## What you need to do
Count how many lines hold the word "United" and give that number as the whole answer.

## Records for this exercise
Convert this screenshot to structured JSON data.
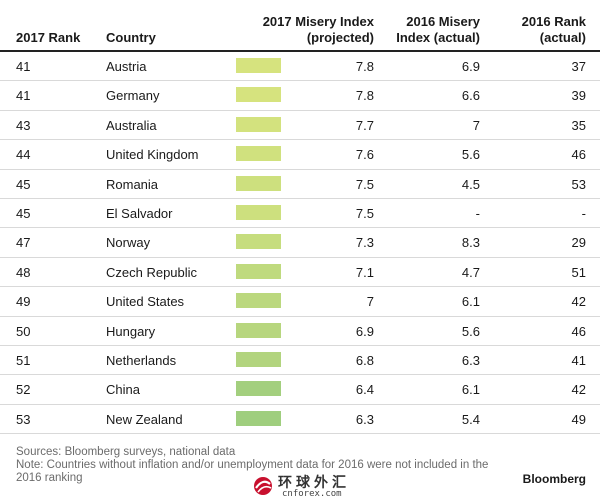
{
  "header": {
    "rank_2017": "2017 Rank",
    "country": "Country",
    "misery_2017_line1": "2017 Misery Index",
    "misery_2017_line2": "(projected)",
    "misery_2016_line1": "2016 Misery",
    "misery_2016_line2": "Index (actual)",
    "rank_2016_line1": "2016 Rank",
    "rank_2016_line2": "(actual)"
  },
  "rows": [
    {
      "rank": "41",
      "country": "Austria",
      "bar_color": "#d6e37e",
      "misery_2017": "7.8",
      "misery_2016": "6.9",
      "rank_2016": "37"
    },
    {
      "rank": "41",
      "country": "Germany",
      "bar_color": "#d6e37e",
      "misery_2017": "7.8",
      "misery_2016": "6.6",
      "rank_2016": "39"
    },
    {
      "rank": "43",
      "country": "Australia",
      "bar_color": "#d3e27e",
      "misery_2017": "7.7",
      "misery_2016": "7",
      "rank_2016": "35"
    },
    {
      "rank": "44",
      "country": "United Kingdom",
      "bar_color": "#d0e17e",
      "misery_2017": "7.6",
      "misery_2016": "5.6",
      "rank_2016": "46"
    },
    {
      "rank": "45",
      "country": "Romania",
      "bar_color": "#cde07e",
      "misery_2017": "7.5",
      "misery_2016": "4.5",
      "rank_2016": "53"
    },
    {
      "rank": "45",
      "country": "El Salvador",
      "bar_color": "#cde07e",
      "misery_2017": "7.5",
      "misery_2016": "-",
      "rank_2016": "-"
    },
    {
      "rank": "47",
      "country": "Norway",
      "bar_color": "#c6dd7e",
      "misery_2017": "7.3",
      "misery_2016": "8.3",
      "rank_2016": "29"
    },
    {
      "rank": "48",
      "country": "Czech Republic",
      "bar_color": "#bfda7e",
      "misery_2017": "7.1",
      "misery_2016": "4.7",
      "rank_2016": "51"
    },
    {
      "rank": "49",
      "country": "United States",
      "bar_color": "#bbd87e",
      "misery_2017": "7",
      "misery_2016": "6.1",
      "rank_2016": "42"
    },
    {
      "rank": "50",
      "country": "Hungary",
      "bar_color": "#b7d67e",
      "misery_2017": "6.9",
      "misery_2016": "5.6",
      "rank_2016": "46"
    },
    {
      "rank": "51",
      "country": "Netherlands",
      "bar_color": "#b2d47e",
      "misery_2017": "6.8",
      "misery_2016": "6.3",
      "rank_2016": "41"
    },
    {
      "rank": "52",
      "country": "China",
      "bar_color": "#a3cf7e",
      "misery_2017": "6.4",
      "misery_2016": "6.1",
      "rank_2016": "42"
    },
    {
      "rank": "53",
      "country": "New Zealand",
      "bar_color": "#9fce7e",
      "misery_2017": "6.3",
      "misery_2016": "5.4",
      "rank_2016": "49"
    }
  ],
  "footer": {
    "sources": "Sources: Bloomberg surveys, national data",
    "note": "Note: Countries without inflation and/or unemployment data for 2016 were not included in the 2016 ranking"
  },
  "brand": "Bloomberg",
  "watermark": {
    "chinese": "环球外汇",
    "url": "cnforex.com",
    "icon": "globe-logo-icon"
  }
}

## Written solution
2